**Job**
Repeat each entry word for word. Leave any images out of the copy.

[Data entries for graphics]

** BEGIN **

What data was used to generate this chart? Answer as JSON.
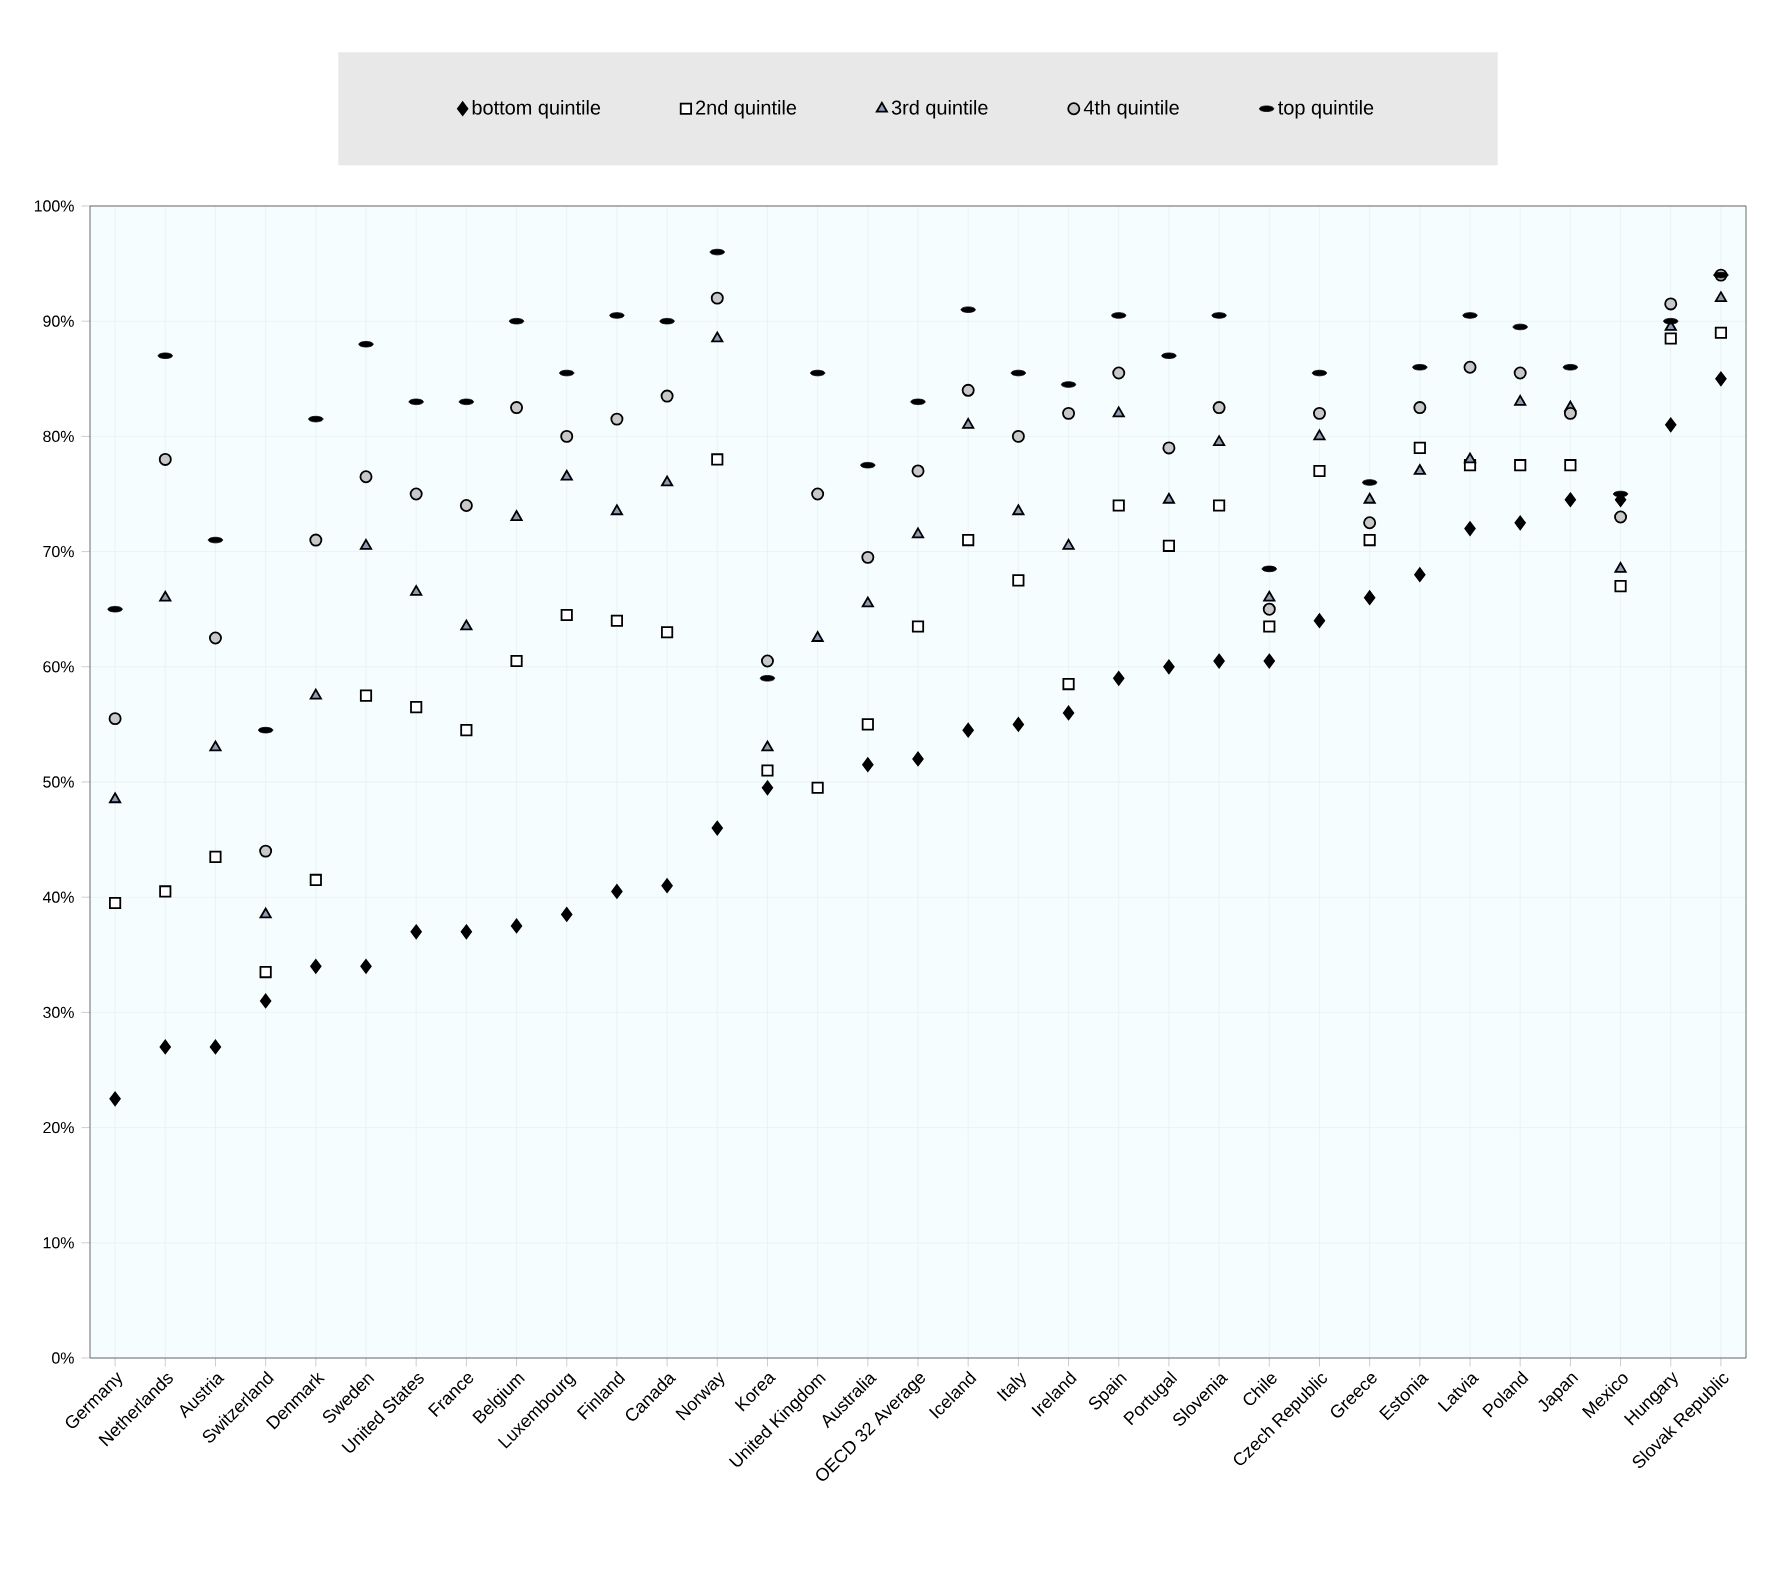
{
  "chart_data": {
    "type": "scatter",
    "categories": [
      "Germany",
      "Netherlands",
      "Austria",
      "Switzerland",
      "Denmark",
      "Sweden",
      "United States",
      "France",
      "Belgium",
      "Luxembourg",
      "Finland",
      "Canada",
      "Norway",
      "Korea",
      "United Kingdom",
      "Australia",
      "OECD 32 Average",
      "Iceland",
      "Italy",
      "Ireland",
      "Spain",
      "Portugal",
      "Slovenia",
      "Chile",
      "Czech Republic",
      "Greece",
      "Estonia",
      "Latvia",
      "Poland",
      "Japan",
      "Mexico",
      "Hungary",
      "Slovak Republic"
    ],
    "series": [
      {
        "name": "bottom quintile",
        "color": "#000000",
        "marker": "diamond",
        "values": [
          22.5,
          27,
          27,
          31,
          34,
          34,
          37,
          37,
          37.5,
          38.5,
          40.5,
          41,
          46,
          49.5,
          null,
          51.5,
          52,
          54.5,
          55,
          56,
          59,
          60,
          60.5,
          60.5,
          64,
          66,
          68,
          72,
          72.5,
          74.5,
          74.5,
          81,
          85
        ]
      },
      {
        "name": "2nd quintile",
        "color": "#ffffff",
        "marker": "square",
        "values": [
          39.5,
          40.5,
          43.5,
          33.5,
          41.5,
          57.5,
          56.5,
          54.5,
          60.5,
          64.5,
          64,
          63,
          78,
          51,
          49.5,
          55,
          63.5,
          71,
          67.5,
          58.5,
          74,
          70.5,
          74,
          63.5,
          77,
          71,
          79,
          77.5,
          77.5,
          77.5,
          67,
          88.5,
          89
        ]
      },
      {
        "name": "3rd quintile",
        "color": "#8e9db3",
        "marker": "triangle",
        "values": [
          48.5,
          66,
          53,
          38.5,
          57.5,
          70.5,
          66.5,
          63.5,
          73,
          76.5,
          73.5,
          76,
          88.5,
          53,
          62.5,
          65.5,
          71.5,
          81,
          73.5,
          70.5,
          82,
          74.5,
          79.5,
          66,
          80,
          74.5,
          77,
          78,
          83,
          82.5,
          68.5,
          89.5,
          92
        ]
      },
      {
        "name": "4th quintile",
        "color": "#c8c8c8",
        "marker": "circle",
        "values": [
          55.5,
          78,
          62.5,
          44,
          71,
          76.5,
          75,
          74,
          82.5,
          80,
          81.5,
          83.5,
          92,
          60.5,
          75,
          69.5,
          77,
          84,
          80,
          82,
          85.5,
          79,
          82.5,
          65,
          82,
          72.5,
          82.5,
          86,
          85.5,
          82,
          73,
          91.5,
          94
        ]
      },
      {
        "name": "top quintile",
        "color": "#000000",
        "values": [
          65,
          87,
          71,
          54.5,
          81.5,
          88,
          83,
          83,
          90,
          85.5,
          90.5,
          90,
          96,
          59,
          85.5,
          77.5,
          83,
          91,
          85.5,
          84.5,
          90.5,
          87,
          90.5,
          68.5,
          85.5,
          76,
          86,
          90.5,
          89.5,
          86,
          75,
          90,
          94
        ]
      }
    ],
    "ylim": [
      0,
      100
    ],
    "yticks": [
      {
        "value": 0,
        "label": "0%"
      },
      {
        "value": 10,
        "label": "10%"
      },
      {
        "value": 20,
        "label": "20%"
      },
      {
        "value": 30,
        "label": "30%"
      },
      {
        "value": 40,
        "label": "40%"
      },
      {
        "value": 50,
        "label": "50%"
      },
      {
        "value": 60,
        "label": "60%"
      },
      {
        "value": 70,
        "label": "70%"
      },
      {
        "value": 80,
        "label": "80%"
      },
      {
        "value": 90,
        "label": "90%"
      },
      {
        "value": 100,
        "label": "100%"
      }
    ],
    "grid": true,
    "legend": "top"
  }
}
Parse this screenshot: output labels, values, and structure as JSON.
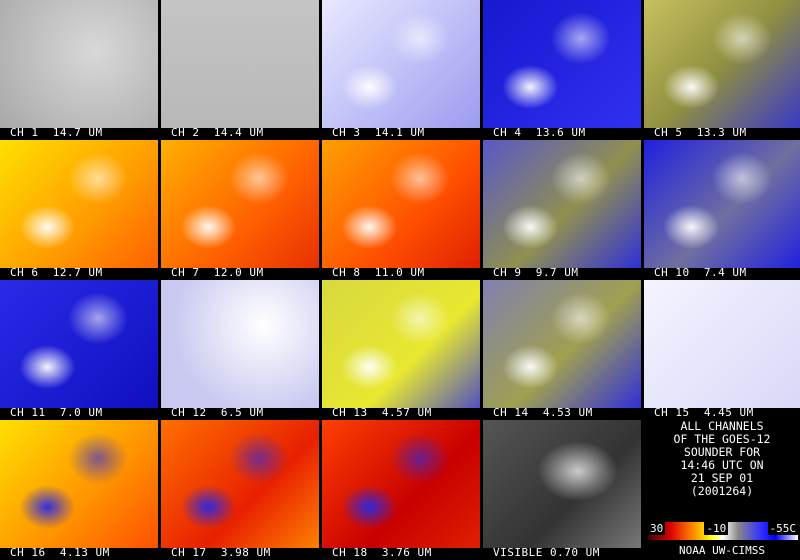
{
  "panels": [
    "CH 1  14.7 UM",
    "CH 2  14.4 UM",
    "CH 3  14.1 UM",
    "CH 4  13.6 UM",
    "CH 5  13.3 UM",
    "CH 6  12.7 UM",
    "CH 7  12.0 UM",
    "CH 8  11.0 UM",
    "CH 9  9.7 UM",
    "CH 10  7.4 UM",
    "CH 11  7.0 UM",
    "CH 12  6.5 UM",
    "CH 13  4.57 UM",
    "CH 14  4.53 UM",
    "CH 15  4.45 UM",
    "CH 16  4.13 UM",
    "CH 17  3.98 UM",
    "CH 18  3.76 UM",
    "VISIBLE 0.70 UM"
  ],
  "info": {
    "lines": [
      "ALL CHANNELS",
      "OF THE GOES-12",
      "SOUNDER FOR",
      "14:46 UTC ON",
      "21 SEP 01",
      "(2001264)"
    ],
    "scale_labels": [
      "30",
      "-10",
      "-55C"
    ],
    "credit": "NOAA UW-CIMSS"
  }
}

** END **

**Output for this exercise**
What data was used to generate this chart? Answer as JSON.
{
  "chart_data": {
    "type": "scatter",
    "categories": [
      "Germany",
      "Netherlands",
      "Austria",
      "Switzerland",
      "Denmark",
      "Sweden",
      "United States",
      "France",
      "Belgium",
      "Luxembourg",
      "Finland",
      "Canada",
      "Norway",
      "Korea",
      "United Kingdom",
      "Australia",
      "OECD 32 Average",
      "Iceland",
      "Italy",
      "Ireland",
      "Spain",
      "Portugal",
      "Slovenia",
      "Chile",
      "Czech Republic",
      "Greece",
      "Estonia",
      "Latvia",
      "Poland",
      "Japan",
      "Mexico",
      "Hungary",
      "Slovak Republic"
    ],
    "series": [
      {
        "name": "bottom quintile",
        "color": "#000000",
        "marker": "diamond",
        "values": [
          22.5,
          27,
          27,
          31,
          34,
          34,
          37,
          37,
          37.5,
          38.5,
          40.5,
          41,
          46,
          49.5,
          null,
          51.5,
          52,
          54.5,
          55,
          56,
          59,
          60,
          60.5,
          60.5,
          64,
          66,
          68,
          72,
          72.5,
          74.5,
          74.5,
          81,
          85
        ]
      },
      {
        "name": "2nd quintile",
        "color": "#ffffff",
        "marker": "square",
        "values": [
          39.5,
          40.5,
          43.5,
          33.5,
          41.5,
          57.5,
          56.5,
          54.5,
          60.5,
          64.5,
          64,
          63,
          78,
          51,
          49.5,
          55,
          63.5,
          71,
          67.5,
          58.5,
          74,
          70.5,
          74,
          63.5,
          77,
          71,
          79,
          77.5,
          77.5,
          77.5,
          67,
          88.5,
          89
        ]
      },
      {
        "name": "3rd quintile",
        "color": "#8e9db3",
        "marker": "triangle",
        "values": [
          48.5,
          66,
          53,
          38.5,
          57.5,
          70.5,
          66.5,
          63.5,
          73,
          76.5,
          73.5,
          76,
          88.5,
          53,
          62.5,
          65.5,
          71.5,
          81,
          73.5,
          70.5,
          82,
          74.5,
          79.5,
          66,
          80,
          74.5,
          77,
          78,
          83,
          82.5,
          68.5,
          89.5,
          92
        ]
      },
      {
        "name": "4th quintile",
        "color": "#c8c8c8",
        "marker": "circle",
        "values": [
          55.5,
          78,
          62.5,
          44,
          71,
          76.5,
          75,
          74,
          82.5,
          80,
          81.5,
          83.5,
          92,
          60.5,
          75,
          69.5,
          77,
          84,
          80,
          82,
          85.5,
          79,
          82.5,
          65,
          82,
          72.5,
          82.5,
          86,
          85.5,
          82,
          73,
          91.5,
          94
        ]
      },
      {
        "name": "top quintile",
        "color": "#000000",
        "values": [
          65,
          87,
          71,
          54.5,
          81.5,
          88,
          83,
          83,
          90,
          85.5,
          90.5,
          90,
          96,
          59,
          85.5,
          77.5,
          83,
          91,
          85.5,
          84.5,
          90.5,
          87,
          90.5,
          68.5,
          85.5,
          76,
          86,
          90.5,
          89.5,
          86,
          75,
          90,
          94
        ]
      }
    ],
    "ylim": [
      0,
      100
    ],
    "yticks": [
      {
        "value": 0,
        "label": "0%"
      },
      {
        "value": 10,
        "label": "10%"
      },
      {
        "value": 20,
        "label": "20%"
      },
      {
        "value": 30,
        "label": "30%"
      },
      {
        "value": 40,
        "label": "40%"
      },
      {
        "value": 50,
        "label": "50%"
      },
      {
        "value": 60,
        "label": "60%"
      },
      {
        "value": 70,
        "label": "70%"
      },
      {
        "value": 80,
        "label": "80%"
      },
      {
        "value": 90,
        "label": "90%"
      },
      {
        "value": 100,
        "label": "100%"
      }
    ],
    "grid": true,
    "legend": "top"
  }
}
Parse this screenshot: output labels, values, and structure as JSON.
{
  "panels": [
    "CH 1  14.7 UM",
    "CH 2  14.4 UM",
    "CH 3  14.1 UM",
    "CH 4  13.6 UM",
    "CH 5  13.3 UM",
    "CH 6  12.7 UM",
    "CH 7  12.0 UM",
    "CH 8  11.0 UM",
    "CH 9  9.7 UM",
    "CH 10  7.4 UM",
    "CH 11  7.0 UM",
    "CH 12  6.5 UM",
    "CH 13  4.57 UM",
    "CH 14  4.53 UM",
    "CH 15  4.45 UM",
    "CH 16  4.13 UM",
    "CH 17  3.98 UM",
    "CH 18  3.76 UM",
    "VISIBLE 0.70 UM"
  ],
  "info": {
    "lines": [
      "ALL CHANNELS",
      "OF THE GOES-12",
      "SOUNDER FOR",
      "14:46 UTC ON",
      "21 SEP 01",
      "(2001264)"
    ],
    "scale_labels": [
      "30",
      "-10",
      "-55C"
    ],
    "credit": "NOAA UW-CIMSS"
  }
}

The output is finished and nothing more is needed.